● **Problem**:
Set down all of the data that follows word for word, without the images.
### Source records
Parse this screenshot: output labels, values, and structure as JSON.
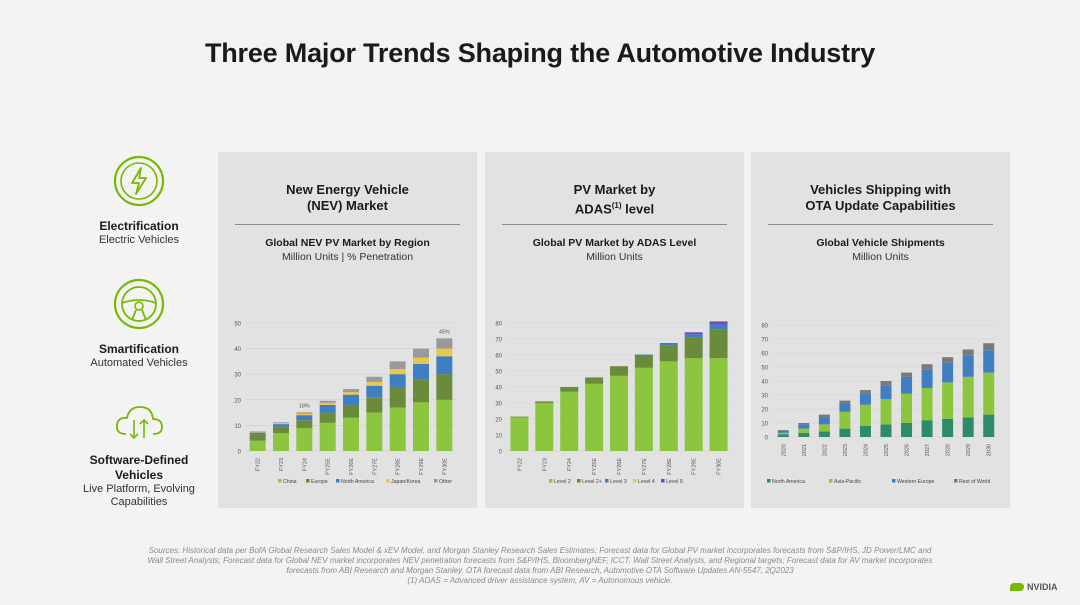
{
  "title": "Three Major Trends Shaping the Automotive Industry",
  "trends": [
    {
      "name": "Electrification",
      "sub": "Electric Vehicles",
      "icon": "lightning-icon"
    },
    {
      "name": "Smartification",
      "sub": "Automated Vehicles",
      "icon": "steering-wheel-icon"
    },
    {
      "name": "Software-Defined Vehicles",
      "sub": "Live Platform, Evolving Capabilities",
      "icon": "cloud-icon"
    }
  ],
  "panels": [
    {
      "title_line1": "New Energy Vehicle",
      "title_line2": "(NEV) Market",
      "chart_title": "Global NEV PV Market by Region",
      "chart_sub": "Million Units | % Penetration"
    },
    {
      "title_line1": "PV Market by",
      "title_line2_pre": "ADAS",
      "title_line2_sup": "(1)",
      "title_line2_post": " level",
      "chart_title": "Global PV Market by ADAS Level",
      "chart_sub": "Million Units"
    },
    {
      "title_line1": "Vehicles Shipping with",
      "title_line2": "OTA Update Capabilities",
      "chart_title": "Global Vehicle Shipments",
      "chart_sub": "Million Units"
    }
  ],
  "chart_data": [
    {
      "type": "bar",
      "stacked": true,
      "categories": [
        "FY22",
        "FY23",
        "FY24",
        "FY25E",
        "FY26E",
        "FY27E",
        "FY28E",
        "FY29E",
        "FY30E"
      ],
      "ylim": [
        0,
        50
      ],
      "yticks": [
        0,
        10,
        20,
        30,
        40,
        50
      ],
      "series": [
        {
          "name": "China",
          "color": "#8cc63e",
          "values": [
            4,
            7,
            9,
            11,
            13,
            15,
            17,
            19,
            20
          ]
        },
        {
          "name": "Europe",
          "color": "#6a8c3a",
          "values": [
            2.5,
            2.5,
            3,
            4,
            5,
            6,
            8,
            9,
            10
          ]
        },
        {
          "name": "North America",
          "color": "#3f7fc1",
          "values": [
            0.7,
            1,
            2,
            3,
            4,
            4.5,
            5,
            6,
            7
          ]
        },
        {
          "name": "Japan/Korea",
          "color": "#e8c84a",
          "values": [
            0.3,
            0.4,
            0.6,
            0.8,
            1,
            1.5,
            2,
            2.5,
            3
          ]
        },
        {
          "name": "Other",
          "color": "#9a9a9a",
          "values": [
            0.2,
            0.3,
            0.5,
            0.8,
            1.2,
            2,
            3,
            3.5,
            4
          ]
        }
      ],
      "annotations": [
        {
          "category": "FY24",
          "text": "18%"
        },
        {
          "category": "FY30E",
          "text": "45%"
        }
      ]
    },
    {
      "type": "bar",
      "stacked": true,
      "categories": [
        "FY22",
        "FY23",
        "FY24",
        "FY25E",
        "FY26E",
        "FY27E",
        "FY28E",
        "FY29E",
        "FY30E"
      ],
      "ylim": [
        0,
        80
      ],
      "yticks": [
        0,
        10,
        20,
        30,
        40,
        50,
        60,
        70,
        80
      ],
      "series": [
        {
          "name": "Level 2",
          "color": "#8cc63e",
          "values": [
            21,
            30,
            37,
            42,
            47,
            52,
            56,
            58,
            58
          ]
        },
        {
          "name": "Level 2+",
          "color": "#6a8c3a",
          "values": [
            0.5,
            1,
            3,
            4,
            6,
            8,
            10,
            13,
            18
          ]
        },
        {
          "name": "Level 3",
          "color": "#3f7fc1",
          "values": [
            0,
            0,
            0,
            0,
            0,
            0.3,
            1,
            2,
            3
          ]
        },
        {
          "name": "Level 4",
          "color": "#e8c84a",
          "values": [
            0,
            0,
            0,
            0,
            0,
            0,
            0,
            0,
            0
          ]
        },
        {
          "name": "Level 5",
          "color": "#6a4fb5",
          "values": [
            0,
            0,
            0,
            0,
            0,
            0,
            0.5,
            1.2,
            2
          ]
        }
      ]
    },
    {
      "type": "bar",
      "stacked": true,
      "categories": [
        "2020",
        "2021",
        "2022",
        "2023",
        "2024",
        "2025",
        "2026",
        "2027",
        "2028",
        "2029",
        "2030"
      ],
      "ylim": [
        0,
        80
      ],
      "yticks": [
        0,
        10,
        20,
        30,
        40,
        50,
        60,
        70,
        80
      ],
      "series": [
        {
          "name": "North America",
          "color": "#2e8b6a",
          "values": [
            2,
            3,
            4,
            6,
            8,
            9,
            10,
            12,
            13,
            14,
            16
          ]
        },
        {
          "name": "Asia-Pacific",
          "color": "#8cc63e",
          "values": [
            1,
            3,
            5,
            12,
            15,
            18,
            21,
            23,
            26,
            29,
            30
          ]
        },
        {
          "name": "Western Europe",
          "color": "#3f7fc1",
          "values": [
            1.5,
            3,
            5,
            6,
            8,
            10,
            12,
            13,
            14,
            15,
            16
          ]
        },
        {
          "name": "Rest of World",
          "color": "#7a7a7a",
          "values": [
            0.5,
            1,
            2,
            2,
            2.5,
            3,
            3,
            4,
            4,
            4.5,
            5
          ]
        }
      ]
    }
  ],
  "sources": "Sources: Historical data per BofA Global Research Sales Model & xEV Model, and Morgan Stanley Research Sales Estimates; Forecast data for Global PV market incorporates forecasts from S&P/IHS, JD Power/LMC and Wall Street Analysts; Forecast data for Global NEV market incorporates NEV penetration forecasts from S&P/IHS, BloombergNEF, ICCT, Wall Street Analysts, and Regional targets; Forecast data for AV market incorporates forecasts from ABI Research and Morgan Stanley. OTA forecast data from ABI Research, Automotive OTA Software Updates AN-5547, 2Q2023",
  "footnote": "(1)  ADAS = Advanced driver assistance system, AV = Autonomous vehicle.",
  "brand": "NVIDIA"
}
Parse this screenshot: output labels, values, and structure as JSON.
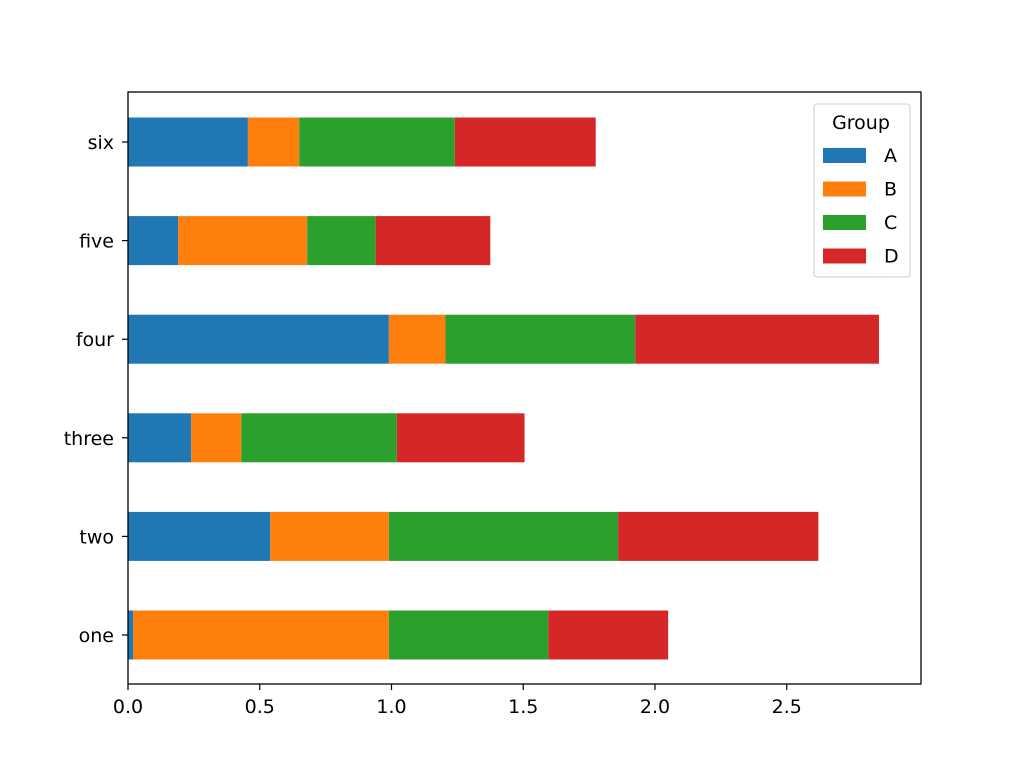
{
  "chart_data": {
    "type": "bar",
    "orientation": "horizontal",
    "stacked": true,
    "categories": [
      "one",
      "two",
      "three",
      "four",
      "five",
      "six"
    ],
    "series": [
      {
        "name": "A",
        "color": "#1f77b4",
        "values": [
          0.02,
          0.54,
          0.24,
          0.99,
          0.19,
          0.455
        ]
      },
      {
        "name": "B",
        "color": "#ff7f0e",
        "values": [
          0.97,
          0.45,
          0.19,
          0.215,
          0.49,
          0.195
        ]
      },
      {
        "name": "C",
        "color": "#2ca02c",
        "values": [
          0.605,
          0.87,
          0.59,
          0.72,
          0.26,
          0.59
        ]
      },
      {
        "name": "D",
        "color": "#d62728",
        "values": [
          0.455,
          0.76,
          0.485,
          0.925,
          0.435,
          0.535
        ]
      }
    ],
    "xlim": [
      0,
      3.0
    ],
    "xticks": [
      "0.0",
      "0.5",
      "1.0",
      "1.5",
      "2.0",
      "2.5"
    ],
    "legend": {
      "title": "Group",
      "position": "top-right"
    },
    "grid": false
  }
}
######
● **Finished task**:
Parse this screenshot: output labels, values, and structure as JSON.
{
  "title": "Three Major Trends Shaping the Automotive Industry",
  "trends": [
    {
      "name": "Electrification",
      "sub": "Electric Vehicles",
      "icon": "lightning-icon"
    },
    {
      "name": "Smartification",
      "sub": "Automated Vehicles",
      "icon": "steering-wheel-icon"
    },
    {
      "name": "Software-Defined Vehicles",
      "sub": "Live Platform, Evolving Capabilities",
      "icon": "cloud-icon"
    }
  ],
  "panels": [
    {
      "title_line1": "New Energy Vehicle",
      "title_line2": "(NEV) Market",
      "chart_title": "Global NEV PV Market by Region",
      "chart_sub": "Million Units | % Penetration"
    },
    {
      "title_line1": "PV Market by",
      "title_line2_pre": "ADAS",
      "title_line2_sup": "(1)",
      "title_line2_post": " level",
      "chart_title": "Global PV Market by ADAS Level",
      "chart_sub": "Million Units"
    },
    {
      "title_line1": "Vehicles Shipping with",
      "title_line2": "OTA Update Capabilities",
      "chart_title": "Global Vehicle Shipments",
      "chart_sub": "Million Units"
    }
  ],
  "chart_data": [
    {
      "type": "bar",
      "stacked": true,
      "categories": [
        "FY22",
        "FY23",
        "FY24",
        "FY25E",
        "FY26E",
        "FY27E",
        "FY28E",
        "FY29E",
        "FY30E"
      ],
      "ylim": [
        0,
        50
      ],
      "yticks": [
        0,
        10,
        20,
        30,
        40,
        50
      ],
      "series": [
        {
          "name": "China",
          "color": "#8cc63e",
          "values": [
            4,
            7,
            9,
            11,
            13,
            15,
            17,
            19,
            20
          ]
        },
        {
          "name": "Europe",
          "color": "#6a8c3a",
          "values": [
            2.5,
            2.5,
            3,
            4,
            5,
            6,
            8,
            9,
            10
          ]
        },
        {
          "name": "North America",
          "color": "#3f7fc1",
          "values": [
            0.7,
            1,
            2,
            3,
            4,
            4.5,
            5,
            6,
            7
          ]
        },
        {
          "name": "Japan/Korea",
          "color": "#e8c84a",
          "values": [
            0.3,
            0.4,
            0.6,
            0.8,
            1,
            1.5,
            2,
            2.5,
            3
          ]
        },
        {
          "name": "Other",
          "color": "#9a9a9a",
          "values": [
            0.2,
            0.3,
            0.5,
            0.8,
            1.2,
            2,
            3,
            3.5,
            4
          ]
        }
      ],
      "annotations": [
        {
          "category": "FY24",
          "text": "18%"
        },
        {
          "category": "FY30E",
          "text": "45%"
        }
      ]
    },
    {
      "type": "bar",
      "stacked": true,
      "categories": [
        "FY22",
        "FY23",
        "FY24",
        "FY25E",
        "FY26E",
        "FY27E",
        "FY28E",
        "FY29E",
        "FY30E"
      ],
      "ylim": [
        0,
        80
      ],
      "yticks": [
        0,
        10,
        20,
        30,
        40,
        50,
        60,
        70,
        80
      ],
      "series": [
        {
          "name": "Level 2",
          "color": "#8cc63e",
          "values": [
            21,
            30,
            37,
            42,
            47,
            52,
            56,
            58,
            58
          ]
        },
        {
          "name": "Level 2+",
          "color": "#6a8c3a",
          "values": [
            0.5,
            1,
            3,
            4,
            6,
            8,
            10,
            13,
            18
          ]
        },
        {
          "name": "Level 3",
          "color": "#3f7fc1",
          "values": [
            0,
            0,
            0,
            0,
            0,
            0.3,
            1,
            2,
            3
          ]
        },
        {
          "name": "Level 4",
          "color": "#e8c84a",
          "values": [
            0,
            0,
            0,
            0,
            0,
            0,
            0,
            0,
            0
          ]
        },
        {
          "name": "Level 5",
          "color": "#6a4fb5",
          "values": [
            0,
            0,
            0,
            0,
            0,
            0,
            0.5,
            1.2,
            2
          ]
        }
      ]
    },
    {
      "type": "bar",
      "stacked": true,
      "categories": [
        "2020",
        "2021",
        "2022",
        "2023",
        "2024",
        "2025",
        "2026",
        "2027",
        "2028",
        "2029",
        "2030"
      ],
      "ylim": [
        0,
        80
      ],
      "yticks": [
        0,
        10,
        20,
        30,
        40,
        50,
        60,
        70,
        80
      ],
      "series": [
        {
          "name": "North America",
          "color": "#2e8b6a",
          "values": [
            2,
            3,
            4,
            6,
            8,
            9,
            10,
            12,
            13,
            14,
            16
          ]
        },
        {
          "name": "Asia-Pacific",
          "color": "#8cc63e",
          "values": [
            1,
            3,
            5,
            12,
            15,
            18,
            21,
            23,
            26,
            29,
            30
          ]
        },
        {
          "name": "Western Europe",
          "color": "#3f7fc1",
          "values": [
            1.5,
            3,
            5,
            6,
            8,
            10,
            12,
            13,
            14,
            15,
            16
          ]
        },
        {
          "name": "Rest of World",
          "color": "#7a7a7a",
          "values": [
            0.5,
            1,
            2,
            2,
            2.5,
            3,
            3,
            4,
            4,
            4.5,
            5
          ]
        }
      ]
    }
  ],
  "sources": "Sources: Historical data per BofA Global Research Sales Model & xEV Model, and Morgan Stanley Research Sales Estimates; Forecast data for Global PV market incorporates forecasts from S&P/IHS, JD Power/LMC and Wall Street Analysts; Forecast data for Global NEV market incorporates NEV penetration forecasts from S&P/IHS, BloombergNEF, ICCT, Wall Street Analysts, and Regional targets; Forecast data for AV market incorporates forecasts from ABI Research and Morgan Stanley. OTA forecast data from ABI Research, Automotive OTA Software Updates AN-5547, 2Q2023",
  "footnote": "(1)  ADAS = Advanced driver assistance system, AV = Autonomous vehicle.",
  "brand": "NVIDIA"
}
Parse this screenshot: output labels, values, and structure as JSON.
{
  "chart_data": {
    "type": "bar",
    "orientation": "horizontal",
    "stacked": true,
    "categories": [
      "one",
      "two",
      "three",
      "four",
      "five",
      "six"
    ],
    "series": [
      {
        "name": "A",
        "color": "#1f77b4",
        "values": [
          0.02,
          0.54,
          0.24,
          0.99,
          0.19,
          0.455
        ]
      },
      {
        "name": "B",
        "color": "#ff7f0e",
        "values": [
          0.97,
          0.45,
          0.19,
          0.215,
          0.49,
          0.195
        ]
      },
      {
        "name": "C",
        "color": "#2ca02c",
        "values": [
          0.605,
          0.87,
          0.59,
          0.72,
          0.26,
          0.59
        ]
      },
      {
        "name": "D",
        "color": "#d62728",
        "values": [
          0.455,
          0.76,
          0.485,
          0.925,
          0.435,
          0.535
        ]
      }
    ],
    "xlim": [
      0,
      3.0
    ],
    "xticks": [
      "0.0",
      "0.5",
      "1.0",
      "1.5",
      "2.0",
      "2.5"
    ],
    "legend": {
      "title": "Group",
      "position": "top-right"
    },
    "grid": false
  }
}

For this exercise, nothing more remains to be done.